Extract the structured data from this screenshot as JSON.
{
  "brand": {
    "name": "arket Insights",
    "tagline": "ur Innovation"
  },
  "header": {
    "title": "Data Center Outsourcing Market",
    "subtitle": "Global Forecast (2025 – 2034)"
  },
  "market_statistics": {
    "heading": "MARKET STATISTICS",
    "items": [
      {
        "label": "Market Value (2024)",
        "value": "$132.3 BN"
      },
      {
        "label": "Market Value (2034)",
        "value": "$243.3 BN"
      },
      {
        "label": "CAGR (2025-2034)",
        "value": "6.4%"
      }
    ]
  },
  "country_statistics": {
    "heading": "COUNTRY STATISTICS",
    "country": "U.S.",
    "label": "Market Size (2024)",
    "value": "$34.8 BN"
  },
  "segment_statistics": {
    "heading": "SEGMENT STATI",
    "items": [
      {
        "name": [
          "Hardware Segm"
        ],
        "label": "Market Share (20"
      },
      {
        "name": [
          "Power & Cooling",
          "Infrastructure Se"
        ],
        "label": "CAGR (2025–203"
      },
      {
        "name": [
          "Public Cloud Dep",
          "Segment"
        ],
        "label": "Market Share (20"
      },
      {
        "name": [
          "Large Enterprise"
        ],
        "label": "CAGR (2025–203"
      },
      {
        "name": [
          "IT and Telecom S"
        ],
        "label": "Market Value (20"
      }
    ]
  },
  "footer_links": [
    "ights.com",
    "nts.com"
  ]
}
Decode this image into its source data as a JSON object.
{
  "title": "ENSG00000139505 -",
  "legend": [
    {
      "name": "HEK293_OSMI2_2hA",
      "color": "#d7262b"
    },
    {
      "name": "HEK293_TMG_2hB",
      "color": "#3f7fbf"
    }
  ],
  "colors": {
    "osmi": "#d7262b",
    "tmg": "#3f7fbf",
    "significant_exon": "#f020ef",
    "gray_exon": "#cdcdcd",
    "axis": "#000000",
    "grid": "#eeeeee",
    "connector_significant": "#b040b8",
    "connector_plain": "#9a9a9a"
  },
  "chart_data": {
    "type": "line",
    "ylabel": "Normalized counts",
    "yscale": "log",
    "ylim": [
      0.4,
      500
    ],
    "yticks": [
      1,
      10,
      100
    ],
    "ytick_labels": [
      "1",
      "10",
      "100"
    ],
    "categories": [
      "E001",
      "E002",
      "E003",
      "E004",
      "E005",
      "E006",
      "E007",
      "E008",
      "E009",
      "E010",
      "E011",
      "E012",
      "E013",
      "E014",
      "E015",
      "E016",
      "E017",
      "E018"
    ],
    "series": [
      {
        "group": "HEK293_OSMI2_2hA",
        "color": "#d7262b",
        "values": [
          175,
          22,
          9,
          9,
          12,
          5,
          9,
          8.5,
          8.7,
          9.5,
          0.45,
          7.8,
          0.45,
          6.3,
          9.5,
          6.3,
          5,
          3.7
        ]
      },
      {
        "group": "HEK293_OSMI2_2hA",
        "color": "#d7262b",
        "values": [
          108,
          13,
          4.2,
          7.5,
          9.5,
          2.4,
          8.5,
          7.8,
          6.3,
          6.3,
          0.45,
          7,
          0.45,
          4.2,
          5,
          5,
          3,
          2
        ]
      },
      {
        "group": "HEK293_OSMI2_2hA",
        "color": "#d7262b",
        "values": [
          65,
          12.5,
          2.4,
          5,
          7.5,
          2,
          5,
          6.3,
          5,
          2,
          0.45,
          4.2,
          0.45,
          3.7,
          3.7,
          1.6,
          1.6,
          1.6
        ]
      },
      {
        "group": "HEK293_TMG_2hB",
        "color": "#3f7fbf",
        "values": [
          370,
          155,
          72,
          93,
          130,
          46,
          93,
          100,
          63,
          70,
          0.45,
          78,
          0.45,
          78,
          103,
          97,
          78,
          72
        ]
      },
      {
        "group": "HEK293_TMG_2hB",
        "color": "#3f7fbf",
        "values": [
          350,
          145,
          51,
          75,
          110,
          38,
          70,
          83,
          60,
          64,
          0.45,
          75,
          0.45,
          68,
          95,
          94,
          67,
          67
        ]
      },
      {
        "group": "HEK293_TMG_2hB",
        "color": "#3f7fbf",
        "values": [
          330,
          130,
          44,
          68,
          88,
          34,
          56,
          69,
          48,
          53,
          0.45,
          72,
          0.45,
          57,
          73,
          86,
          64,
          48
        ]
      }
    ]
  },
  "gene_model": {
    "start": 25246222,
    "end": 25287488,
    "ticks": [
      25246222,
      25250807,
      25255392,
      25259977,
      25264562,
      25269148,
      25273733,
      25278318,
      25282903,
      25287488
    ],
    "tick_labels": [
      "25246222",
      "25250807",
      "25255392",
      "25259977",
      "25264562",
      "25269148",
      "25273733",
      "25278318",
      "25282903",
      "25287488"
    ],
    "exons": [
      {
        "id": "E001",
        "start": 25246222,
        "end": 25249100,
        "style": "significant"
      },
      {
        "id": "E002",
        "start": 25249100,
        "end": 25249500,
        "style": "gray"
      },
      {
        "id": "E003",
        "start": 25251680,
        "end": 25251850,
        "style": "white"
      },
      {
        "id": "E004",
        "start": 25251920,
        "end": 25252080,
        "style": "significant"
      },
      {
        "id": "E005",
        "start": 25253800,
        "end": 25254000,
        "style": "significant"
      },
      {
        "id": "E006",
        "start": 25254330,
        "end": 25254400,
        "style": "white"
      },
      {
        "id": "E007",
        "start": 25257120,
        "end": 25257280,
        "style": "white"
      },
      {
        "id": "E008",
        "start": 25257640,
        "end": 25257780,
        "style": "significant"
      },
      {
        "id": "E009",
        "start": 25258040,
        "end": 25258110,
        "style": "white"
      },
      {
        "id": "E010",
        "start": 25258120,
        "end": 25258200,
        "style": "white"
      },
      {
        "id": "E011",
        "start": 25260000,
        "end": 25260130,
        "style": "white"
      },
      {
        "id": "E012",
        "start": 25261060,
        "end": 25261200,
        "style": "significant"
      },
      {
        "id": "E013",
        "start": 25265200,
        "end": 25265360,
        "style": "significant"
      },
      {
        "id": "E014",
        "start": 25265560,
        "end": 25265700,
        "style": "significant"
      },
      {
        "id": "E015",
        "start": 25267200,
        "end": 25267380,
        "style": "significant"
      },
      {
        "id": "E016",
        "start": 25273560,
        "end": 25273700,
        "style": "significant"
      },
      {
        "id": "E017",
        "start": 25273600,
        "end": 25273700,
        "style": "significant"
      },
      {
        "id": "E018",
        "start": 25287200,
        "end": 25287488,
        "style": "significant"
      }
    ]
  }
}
····················
Print out every entry, keeping each one exact.

Exercise output:
Extract the structured data from this screenshot as JSON.
{
  "brand": {
    "name": "arket Insights",
    "tagline": "ur Innovation"
  },
  "header": {
    "title": "Data Center Outsourcing Market",
    "subtitle": "Global Forecast (2025 – 2034)"
  },
  "market_statistics": {
    "heading": "MARKET STATISTICS",
    "items": [
      {
        "label": "Market Value (2024)",
        "value": "$132.3 BN"
      },
      {
        "label": "Market Value (2034)",
        "value": "$243.3 BN"
      },
      {
        "label": "CAGR (2025-2034)",
        "value": "6.4%"
      }
    ]
  },
  "country_statistics": {
    "heading": "COUNTRY STATISTICS",
    "country": "U.S.",
    "label": "Market Size (2024)",
    "value": "$34.8 BN"
  },
  "segment_statistics": {
    "heading": "SEGMENT STATI",
    "items": [
      {
        "name": [
          "Hardware Segm"
        ],
        "label": "Market Share (20"
      },
      {
        "name": [
          "Power & Cooling",
          "Infrastructure Se"
        ],
        "label": "CAGR (2025–203"
      },
      {
        "name": [
          "Public Cloud Dep",
          "Segment"
        ],
        "label": "Market Share (20"
      },
      {
        "name": [
          "Large Enterprise"
        ],
        "label": "CAGR (2025–203"
      },
      {
        "name": [
          "IT and Telecom S"
        ],
        "label": "Market Value (20"
      }
    ]
  },
  "footer_links": [
    "ights.com",
    "nts.com"
  ]
}
Decode this image into its source data as a JSON object.
{
  "title": "ENSG00000139505 -",
  "legend": [
    {
      "name": "HEK293_OSMI2_2hA",
      "color": "#d7262b"
    },
    {
      "name": "HEK293_TMG_2hB",
      "color": "#3f7fbf"
    }
  ],
  "colors": {
    "osmi": "#d7262b",
    "tmg": "#3f7fbf",
    "significant_exon": "#f020ef",
    "gray_exon": "#cdcdcd",
    "axis": "#000000",
    "grid": "#eeeeee",
    "connector_significant": "#b040b8",
    "connector_plain": "#9a9a9a"
  },
  "chart_data": {
    "type": "line",
    "ylabel": "Normalized counts",
    "yscale": "log",
    "ylim": [
      0.4,
      500
    ],
    "yticks": [
      1,
      10,
      100
    ],
    "ytick_labels": [
      "1",
      "10",
      "100"
    ],
    "categories": [
      "E001",
      "E002",
      "E003",
      "E004",
      "E005",
      "E006",
      "E007",
      "E008",
      "E009",
      "E010",
      "E011",
      "E012",
      "E013",
      "E014",
      "E015",
      "E016",
      "E017",
      "E018"
    ],
    "series": [
      {
        "group": "HEK293_OSMI2_2hA",
        "color": "#d7262b",
        "values": [
          175,
          22,
          9,
          9,
          12,
          5,
          9,
          8.5,
          8.7,
          9.5,
          0.45,
          7.8,
          0.45,
          6.3,
          9.5,
          6.3,
          5,
          3.7
        ]
      },
      {
        "group": "HEK293_OSMI2_2hA",
        "color": "#d7262b",
        "values": [
          108,
          13,
          4.2,
          7.5,
          9.5,
          2.4,
          8.5,
          7.8,
          6.3,
          6.3,
          0.45,
          7,
          0.45,
          4.2,
          5,
          5,
          3,
          2
        ]
      },
      {
        "group": "HEK293_OSMI2_2hA",
        "color": "#d7262b",
        "values": [
          65,
          12.5,
          2.4,
          5,
          7.5,
          2,
          5,
          6.3,
          5,
          2,
          0.45,
          4.2,
          0.45,
          3.7,
          3.7,
          1.6,
          1.6,
          1.6
        ]
      },
      {
        "group": "HEK293_TMG_2hB",
        "color": "#3f7fbf",
        "values": [
          370,
          155,
          72,
          93,
          130,
          46,
          93,
          100,
          63,
          70,
          0.45,
          78,
          0.45,
          78,
          103,
          97,
          78,
          72
        ]
      },
      {
        "group": "HEK293_TMG_2hB",
        "color": "#3f7fbf",
        "values": [
          350,
          145,
          51,
          75,
          110,
          38,
          70,
          83,
          60,
          64,
          0.45,
          75,
          0.45,
          68,
          95,
          94,
          67,
          67
        ]
      },
      {
        "group": "HEK293_TMG_2hB",
        "color": "#3f7fbf",
        "values": [
          330,
          130,
          44,
          68,
          88,
          34,
          56,
          69,
          48,
          53,
          0.45,
          72,
          0.45,
          57,
          73,
          86,
          64,
          48
        ]
      }
    ]
  },
  "gene_model": {
    "start": 25246222,
    "end": 25287488,
    "ticks": [
      25246222,
      25250807,
      25255392,
      25259977,
      25264562,
      25269148,
      25273733,
      25278318,
      25282903,
      25287488
    ],
    "tick_labels": [
      "25246222",
      "25250807",
      "25255392",
      "25259977",
      "25264562",
      "25269148",
      "25273733",
      "25278318",
      "25282903",
      "25287488"
    ],
    "exons": [
      {
        "id": "E001",
        "start": 25246222,
        "end": 25249100,
        "style": "significant"
      },
      {
        "id": "E002",
        "start": 25249100,
        "end": 25249500,
        "style": "gray"
      },
      {
        "id": "E003",
        "start": 25251680,
        "end": 25251850,
        "style": "white"
      },
      {
        "id": "E004",
        "start": 25251920,
        "end": 25252080,
        "style": "significant"
      },
      {
        "id": "E005",
        "start": 25253800,
        "end": 25254000,
        "style": "significant"
      },
      {
        "id": "E006",
        "start": 25254330,
        "end": 25254400,
        "style": "white"
      },
      {
        "id": "E007",
        "start": 25257120,
        "end": 25257280,
        "style": "white"
      },
      {
        "id": "E008",
        "start": 25257640,
        "end": 25257780,
        "style": "significant"
      },
      {
        "id": "E009",
        "start": 25258040,
        "end": 25258110,
        "style": "white"
      },
      {
        "id": "E010",
        "start": 25258120,
        "end": 25258200,
        "style": "white"
      },
      {
        "id": "E011",
        "start": 25260000,
        "end": 25260130,
        "style": "white"
      },
      {
        "id": "E012",
        "start": 25261060,
        "end": 25261200,
        "style": "significant"
      },
      {
        "id": "E013",
        "start": 25265200,
        "end": 25265360,
        "style": "significant"
      },
      {
        "id": "E014",
        "start": 25265560,
        "end": 25265700,
        "style": "significant"
      },
      {
        "id": "E015",
        "start": 25267200,
        "end": 25267380,
        "style": "significant"
      },
      {
        "id": "E016",
        "start": 25273560,
        "end": 25273700,
        "style": "significant"
      },
      {
        "id": "E017",
        "start": 25273600,
        "end": 25273700,
        "style": "significant"
      },
      {
        "id": "E018",
        "start": 25287200,
        "end": 25287488,
        "style": "significant"
      }
    ]
  }
}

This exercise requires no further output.